▸ **What to produce**: Scan the data below for the string "Penjualan". Copy every line where it appears.

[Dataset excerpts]
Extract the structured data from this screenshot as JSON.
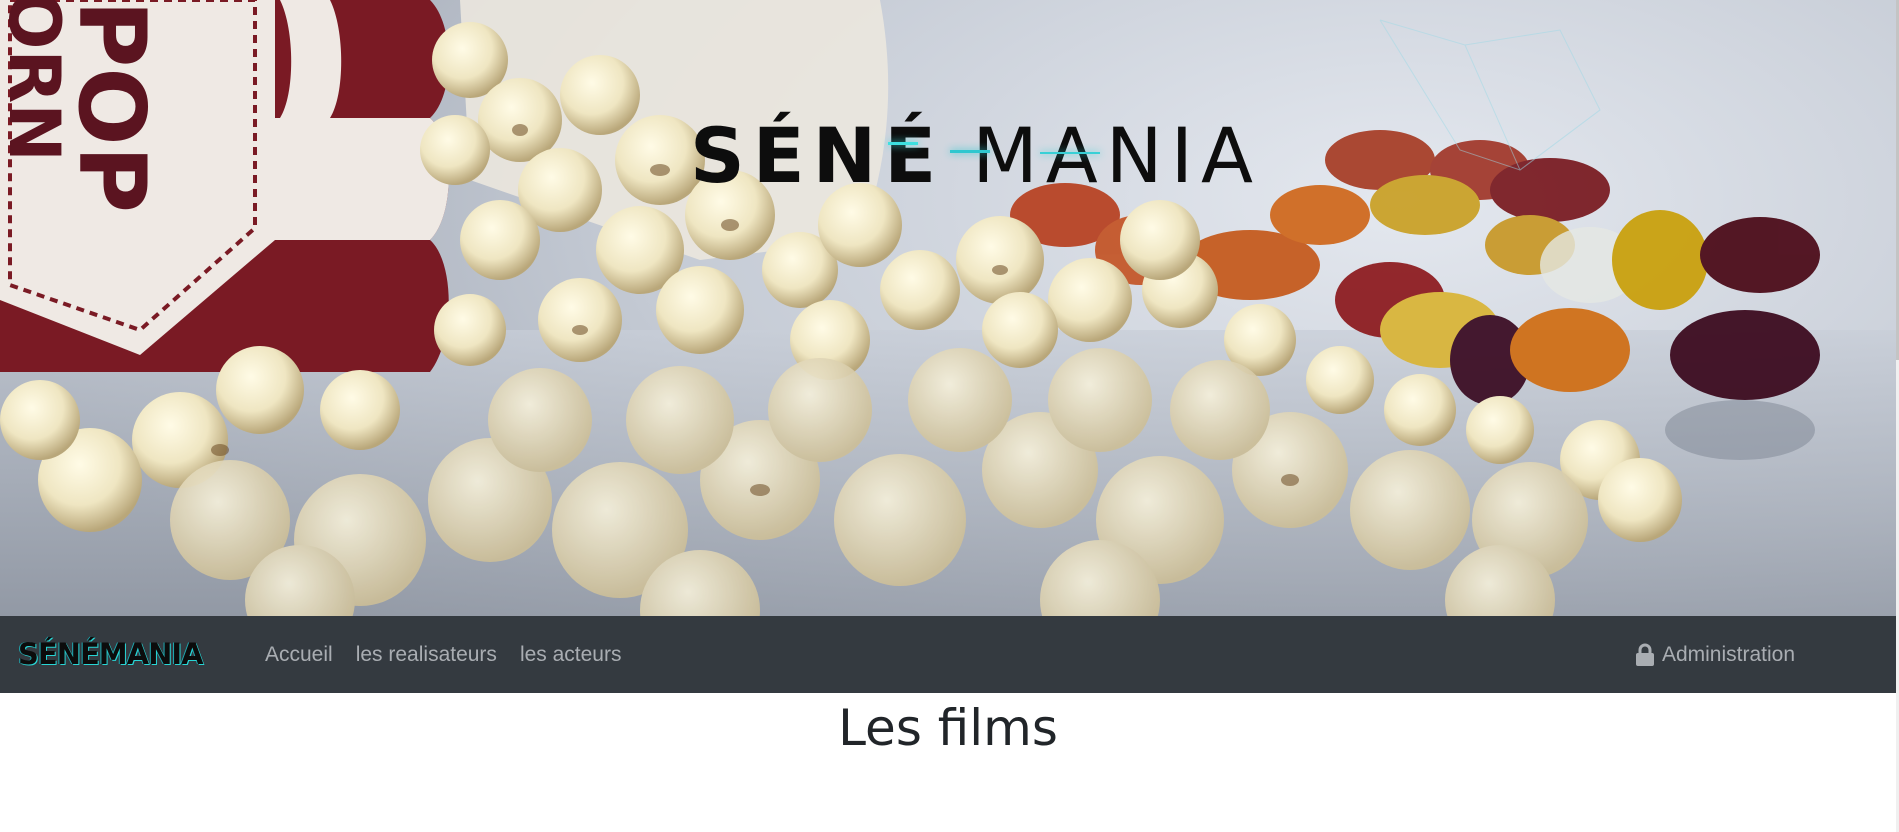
{
  "hero": {
    "title_part1": "SÉNÉ",
    "title_part2": "MANIA",
    "box_text": "POPCORN"
  },
  "navbar": {
    "brand": "SÉNÉMANIA",
    "links": [
      "Accueil",
      "les realisateurs",
      "les acteurs"
    ],
    "admin_label": "Administration",
    "admin_icon": "lock-icon"
  },
  "main": {
    "title": "Les films"
  },
  "colors": {
    "navbar_bg": "#343a40",
    "nav_link": "#a9adb2",
    "brand_accent": "#28d6d6",
    "popcorn_box_red": "#7a1a24"
  }
}
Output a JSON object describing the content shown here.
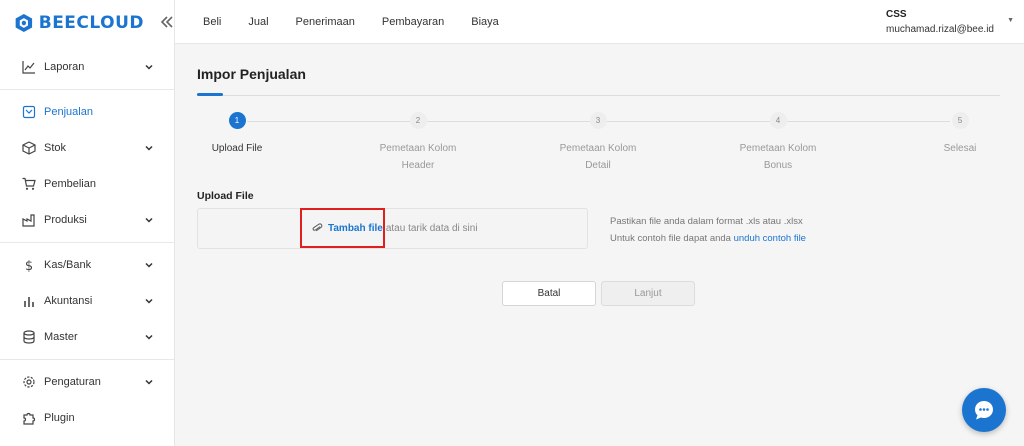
{
  "brand": {
    "name": "BEECLOUD",
    "collapse_icon": "double-chevron-left-icon",
    "color": "#1b75d0"
  },
  "sidebar": {
    "items": [
      {
        "label": "Laporan",
        "icon": "chart-line-icon",
        "has_children": true
      },
      {
        "label": "Penjualan",
        "icon": "receipt-icon",
        "has_children": false,
        "active": true
      },
      {
        "label": "Stok",
        "icon": "box-icon",
        "has_children": true
      },
      {
        "label": "Pembelian",
        "icon": "cart-icon",
        "has_children": false
      },
      {
        "label": "Produksi",
        "icon": "factory-icon",
        "has_children": true
      },
      {
        "label": "Kas/Bank",
        "icon": "dollar-icon",
        "has_children": true
      },
      {
        "label": "Akuntansi",
        "icon": "bar-chart-icon",
        "has_children": true
      },
      {
        "label": "Master",
        "icon": "database-icon",
        "has_children": true
      },
      {
        "label": "Pengaturan",
        "icon": "gear-icon",
        "has_children": true
      },
      {
        "label": "Plugin",
        "icon": "puzzle-icon",
        "has_children": false
      }
    ]
  },
  "topnav": {
    "items": [
      "Beli",
      "Jual",
      "Penerimaan",
      "Pembayaran",
      "Biaya"
    ]
  },
  "user": {
    "org": "CSS",
    "email": "muchamad.rizal@bee.id"
  },
  "page": {
    "title": "Impor Penjualan"
  },
  "stepper": {
    "steps": [
      {
        "number": "1",
        "label_line1": "Upload File",
        "label_line2": "",
        "active": true
      },
      {
        "number": "2",
        "label_line1": "Pemetaan Kolom",
        "label_line2": "Header",
        "active": false
      },
      {
        "number": "3",
        "label_line1": "Pemetaan Kolom",
        "label_line2": "Detail",
        "active": false
      },
      {
        "number": "4",
        "label_line1": "Pemetaan Kolom",
        "label_line2": "Bonus",
        "active": false
      },
      {
        "number": "5",
        "label_line1": "Selesai",
        "label_line2": "",
        "active": false
      }
    ]
  },
  "upload": {
    "label": "Upload File",
    "add_file": "Tambah file",
    "drop_hint": "atau tarik data di sini",
    "info_line1": "Pastikan file anda dalam format .xls atau .xlsx",
    "info_line2_prefix": "Untuk contoh file dapat anda",
    "info_link": "unduh contoh file"
  },
  "buttons": {
    "cancel": "Batal",
    "next": "Lanjut"
  },
  "colors": {
    "accent": "#1b75d0",
    "highlight": "#e0201f"
  }
}
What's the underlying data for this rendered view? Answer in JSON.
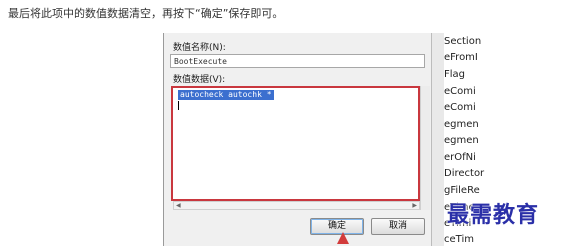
{
  "instruction": "最后将此项中的数值数据清空，再按下“确定”保存即可。",
  "dialog": {
    "value_name_label": "数值名称(N):",
    "value_name": "BootExecute",
    "value_data_label": "数值数据(V):",
    "value_data": "autocheck autochk *",
    "ok_button": "确定",
    "cancel_button": "取消"
  },
  "side_list": [
    "Section",
    "eFromI",
    "Flag",
    "eComi",
    "eComi",
    "egmen",
    "egmen",
    "erOfNi",
    "Director",
    "gFileRe",
    "eTime",
    "eTimi",
    "ceTim"
  ],
  "watermark": "最需教育"
}
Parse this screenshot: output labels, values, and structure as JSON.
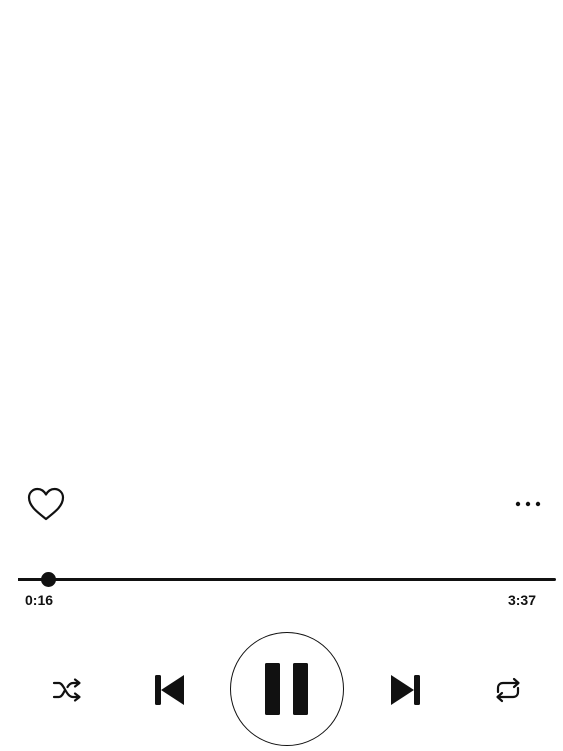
{
  "player": {
    "elapsed": "0:16",
    "duration": "3:37",
    "progress_fraction": 0.055
  },
  "icons": {
    "favorite": "heart-outline-icon",
    "more": "more-options-icon",
    "shuffle": "shuffle-icon",
    "previous": "skip-previous-icon",
    "pause": "pause-icon",
    "next": "skip-next-icon",
    "repeat": "repeat-icon"
  },
  "colors": {
    "background": "#ffffff",
    "foreground": "#111111"
  }
}
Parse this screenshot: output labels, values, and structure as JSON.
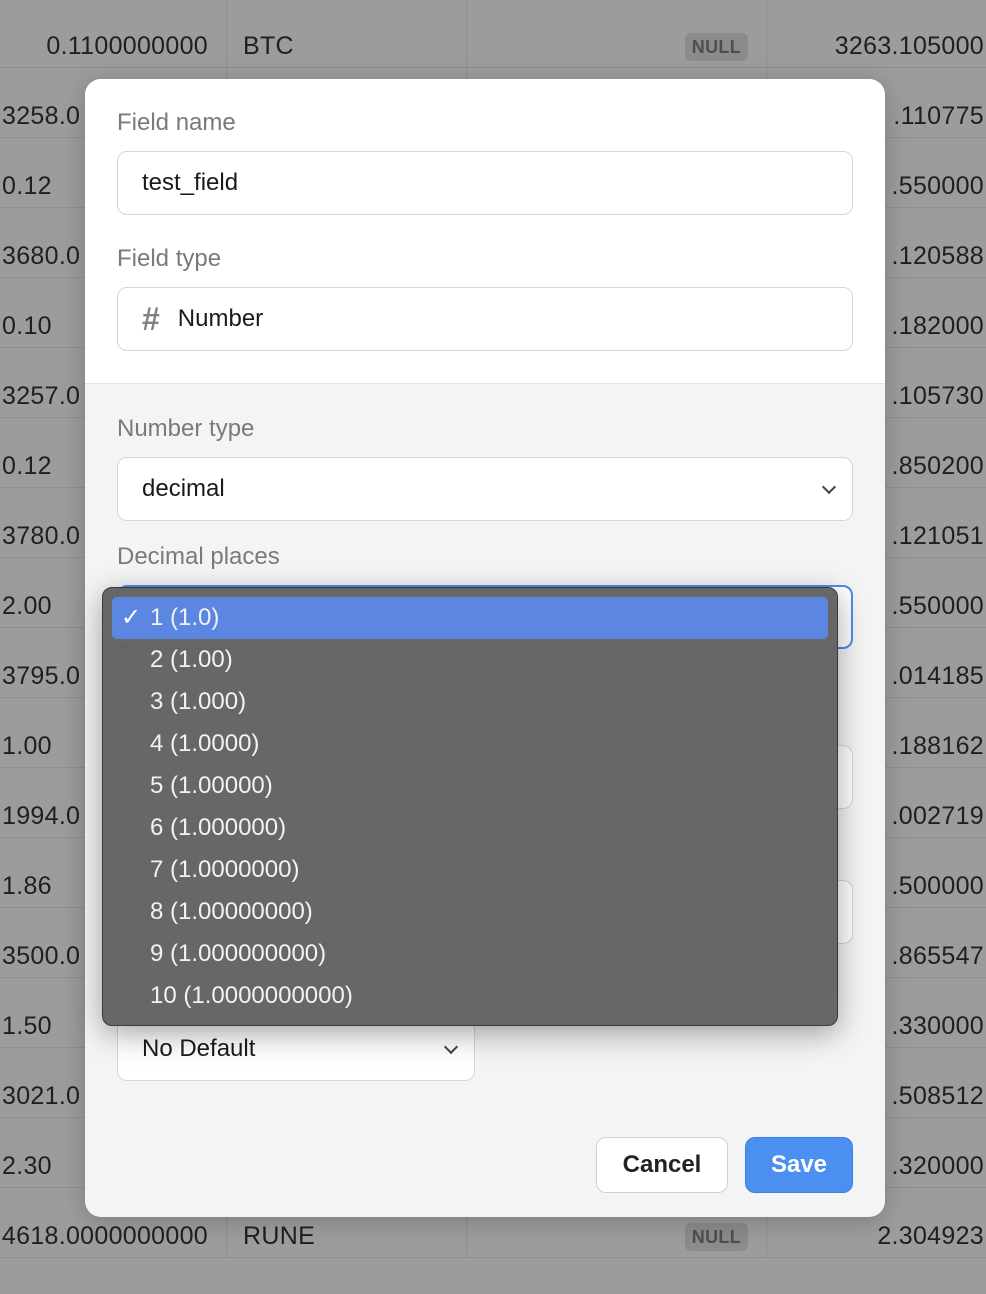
{
  "table": {
    "rows": [
      {
        "c1": "0.1100000000",
        "c2": "BTC",
        "c3": "NULL",
        "c4": "3263.105000"
      },
      {
        "c1": "3258.0",
        "c2": "",
        "c3": "",
        "c4": ".110775"
      },
      {
        "c1": "0.12",
        "c2": "",
        "c3": "",
        "c4": ".550000"
      },
      {
        "c1": "3680.0",
        "c2": "",
        "c3": "",
        "c4": ".120588"
      },
      {
        "c1": "0.10",
        "c2": "",
        "c3": "",
        "c4": ".182000"
      },
      {
        "c1": "3257.0",
        "c2": "",
        "c3": "",
        "c4": ".105730"
      },
      {
        "c1": "0.12",
        "c2": "",
        "c3": "",
        "c4": ".850200"
      },
      {
        "c1": "3780.0",
        "c2": "",
        "c3": "",
        "c4": ".121051"
      },
      {
        "c1": "2.00",
        "c2": "",
        "c3": "",
        "c4": ".550000"
      },
      {
        "c1": "3795.0",
        "c2": "",
        "c3": "",
        "c4": ".014185"
      },
      {
        "c1": "1.00",
        "c2": "",
        "c3": "",
        "c4": ".188162"
      },
      {
        "c1": "1994.0",
        "c2": "",
        "c3": "",
        "c4": ".002719"
      },
      {
        "c1": "1.86",
        "c2": "",
        "c3": "",
        "c4": ".500000"
      },
      {
        "c1": "3500.0",
        "c2": "",
        "c3": "",
        "c4": ".865547"
      },
      {
        "c1": "1.50",
        "c2": "",
        "c3": "",
        "c4": ".330000"
      },
      {
        "c1": "3021.0",
        "c2": "",
        "c3": "",
        "c4": ".508512"
      },
      {
        "c1": "2.30",
        "c2": "",
        "c3": "",
        "c4": ".320000"
      },
      {
        "c1": "4618.0000000000",
        "c2": "RUNE",
        "c3": "NULL",
        "c4": "2.304923"
      }
    ]
  },
  "modal": {
    "field_name_label": "Field name",
    "field_name_value": "test_field",
    "field_type_label": "Field type",
    "field_type_icon": "hash-icon",
    "field_type_value": "Number",
    "number_type_label": "Number type",
    "number_type_value": "decimal",
    "decimal_places_label": "Decimal places",
    "default_value": "No Default",
    "cancel_label": "Cancel",
    "save_label": "Save"
  },
  "menu": {
    "items": [
      "1 (1.0)",
      "2 (1.00)",
      "3 (1.000)",
      "4 (1.0000)",
      "5 (1.00000)",
      "6 (1.000000)",
      "7 (1.0000000)",
      "8 (1.00000000)",
      "9 (1.000000000)",
      "10 (1.0000000000)"
    ],
    "selected_index": 0,
    "check_glyph": "✓"
  },
  "colors": {
    "accent": "#4b8ff0",
    "menu_selected": "#5b87e3",
    "menu_bg": "#626262"
  }
}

▸ **Task answer**:
        "label": "Penjualan",
    "title": "Impor Penjualan"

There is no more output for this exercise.